INSTRUCTION: Your answer should be one number: how many lines of the records hold the string "EMERALD".

---- GIVEN RECORDS

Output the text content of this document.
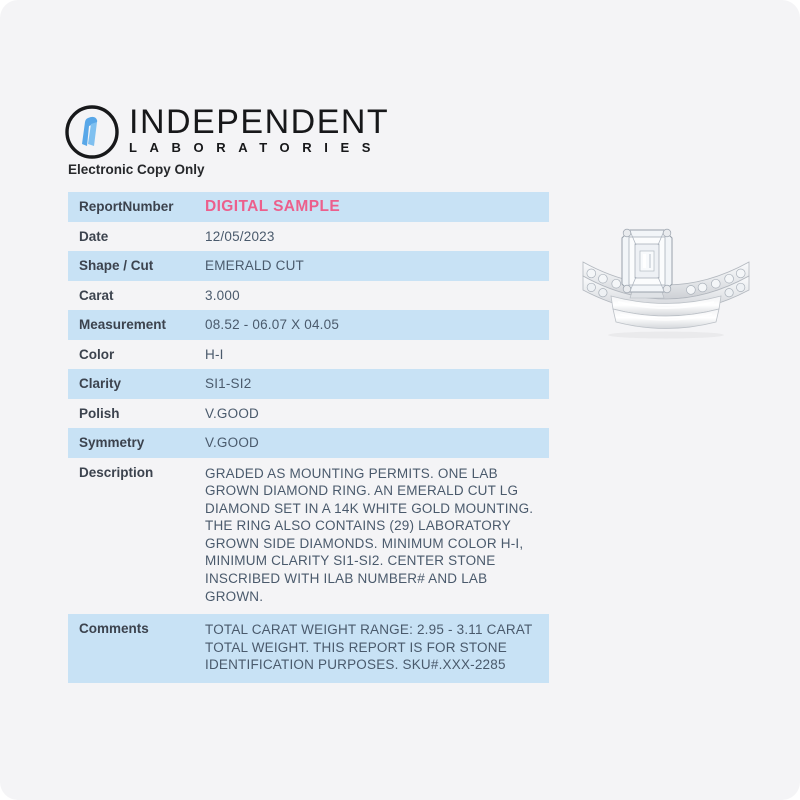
INDEPENDENT
LABORATORIES
Electronic Copy Only
ReportNumber	DIGITAL SAMPLE
Date	12/05/2023
Shape / Cut	EMERALD CUT
Carat	3.000
Measurement	08.52 - 06.07 X 04.05
Color	H-I
Clarity	SI1-SI2
Polish	V.GOOD
Symmetry	V.GOOD
Description	GRADED AS MOUNTING PERMITS. ONE LAB GROWN DIAMOND RING. AN EMERALD CUT LG DIAMOND SET IN A 14K WHITE GOLD MOUNTING. THE RING ALSO CONTAINS (29) LABORATORY GROWN SIDE DIAMONDS. MINIMUM COLOR H-I, MINIMUM CLARITY SI1-SI2. CENTER STONE INSCRIBED WITH ILAB NUMBER# AND LAB GROWN.
Comments	TOTAL CARAT WEIGHT RANGE: 2.95 - 3.11 CARAT TOTAL WEIGHT. THIS REPORT IS FOR STONE IDENTIFICATION PURPOSES. SKU#.XXX-2285
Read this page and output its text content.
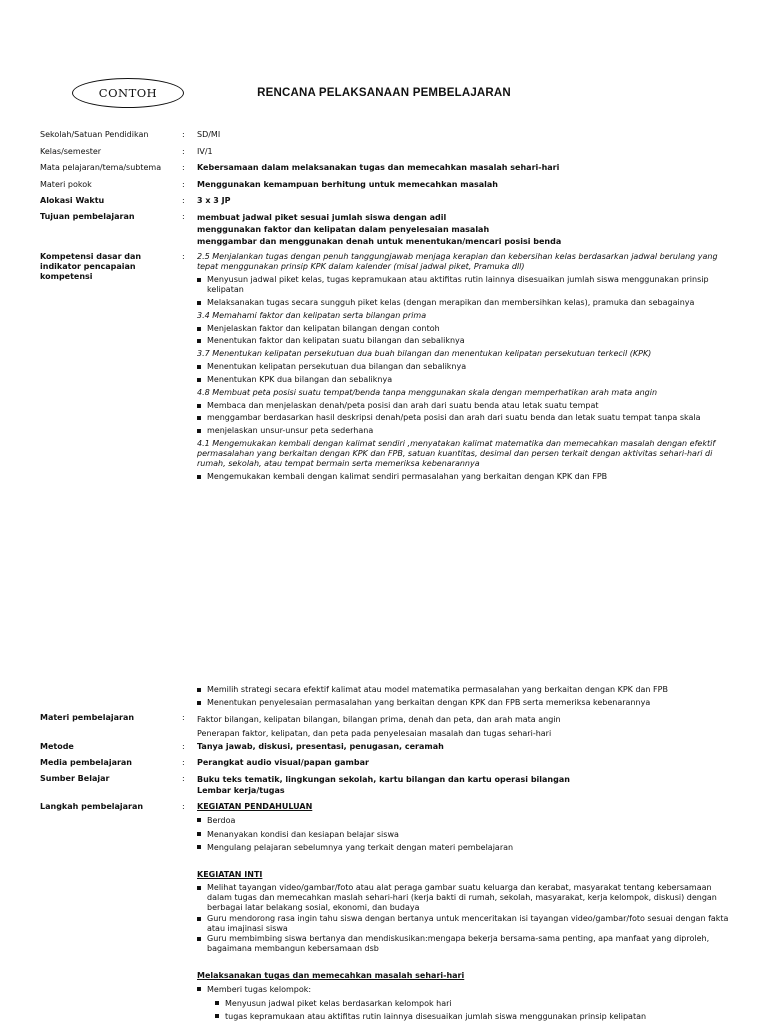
CONTOH	RENCANA PELAKSANAAN PEMBELAJARAN
Sekolah/Satuan Pendidikan	: SD/MI
Kelas/semester	: IV/1
Mata pelajaran/tema/subtema	: Kebersamaan dalam melaksanakan tugas dan memecahkan masalah sehari-hari
Materi pokok	: Menggunakan kemampuan berhitung untuk memecahkan masalah
Alokasi Waktu	: 3 x 3 JP
Tujuan pembelajaran	: membuat jadwal piket sesuai jumlah siswa dengan adil
menggunakan faktor dan kelipatan dalam penyelesaian masalah
menggambar dan menggunakan denah untuk menentukan/mencari posisi benda
Kompetensi dasar dan indikator pencapaian kompetensi
: 2.5 Menjalankan tugas dengan penuh tanggungjawab menjaga kerapian dan kebersihan kelas berdasarkan jadwal berulang yang tepat menggunakan prinsip KPK dalam kalender (misal jadwal piket, Pramuka dll)
Menyusun jadwal piket kelas, tugas kepramukaan atau aktifitas rutin lainnya disesuaikan jumlah siswa menggunakan prinsip kelipatan
Melaksanakan tugas secara sungguh piket kelas (dengan merapikan dan membersihkan kelas), pramuka dan sebagainya
3.4 Memahami faktor dan kelipatan serta bilangan prima
Menjelaskan faktor dan kelipatan bilangan dengan contoh
Menentukan faktor dan kelipatan suatu bilangan dan sebaliknya
3.7 Menentukan kelipatan persekutuan dua buah bilangan dan menentukan kelipatan persekutuan terkecil (KPK)
Menentukan kelipatan persekutuan dua bilangan dan sebaliknya
Menentukan KPK dua bilangan dan sebaliknya
4.8 Membuat peta posisi suatu tempat/benda tanpa menggunakan skala dengan memperhatikan arah mata angin
Membaca dan menjelaskan denah/peta posisi dan arah dari suatu benda atau letak suatu tempat
menggambar berdasarkan hasil deskripsi denah/peta posisi dan arah dari suatu benda dan letak suatu tempat tanpa skala
menjelaskan unsur-unsur peta sederhana
4.1 Mengemukakan kembali dengan kalimat sendiri ,menyatakan kalimat matematika dan memecahkan masalah dengan efektif permasalahan yang berkaitan dengan KPK dan FPB, satuan kuantitas, desimal dan persen terkait dengan aktivitas sehari-hari di rumah, sekolah, atau tempat bermain serta memeriksa kebenarannya
Mengemukakan kembali dengan kalimat sendiri permasalahan yang berkaitan dengan KPK dan FPB
Memilih strategi secara efektif kalimat atau model matematika permasalahan yang berkaitan dengan KPK dan FPB
Menentukan penyelesaian permasalahan yang berkaitan dengan KPK dan FPB serta memeriksa kebenarannya
Materi pembelajaran	: Faktor bilangan, kelipatan bilangan, bilangan prima, denah dan peta, dan arah mata angin
Penerapan faktor, kelipatan, dan peta pada penyelesaian masalah dan tugas sehari-hari
Metode	: Tanya jawab, diskusi, presentasi, penugasan, ceramah
Media pembelajaran	: Perangkat audio visual/papan gambar
Sumber Belajar	: Buku teks tematik, lingkungan sekolah, kartu bilangan dan kartu operasi bilangan
Lembar kerja/tugas
Langkah pembelajaran	: KEGIATAN PENDAHULUAN
Berdoa
Menanyakan kondisi dan kesiapan belajar siswa
Mengulang pelajaran sebelumnya yang terkait dengan materi pembelajaran
KEGIATAN INTI
Melihat tayangan video/gambar/foto atau alat peraga gambar suatu keluarga dan kerabat, masyarakat tentang kebersamaan dalam tugas dan memecahkan maslah sehari-hari (kerja bakti di rumah, sekolah, masyarakat, kerja kelompok, diskusi) dengan berbagai latar belakang sosial, ekonomi, dan budaya
Guru mendorong rasa ingin tahu siswa dengan bertanya untuk menceritakan isi tayangan video/gambar/foto sesuai dengan fakta atau imajinasi siswa
Guru membimbing siswa bertanya dan mendiskusikan:mengapa bekerja bersama-sama penting, apa manfaat yang diproleh, bagaimana membangun kebersamaan dsb
Melaksanakan tugas dan memecahkan masalah sehari-hari
Memberi tugas kelompok:
Menyusun jadwal piket kelas berdasarkan kelompok hari
tugas kepramukaan atau aktifitas rutin lainnya disesuaikan jumlah siswa menggunakan prinsip kelipatan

--------

SOLUTION TO THIS TASK: 2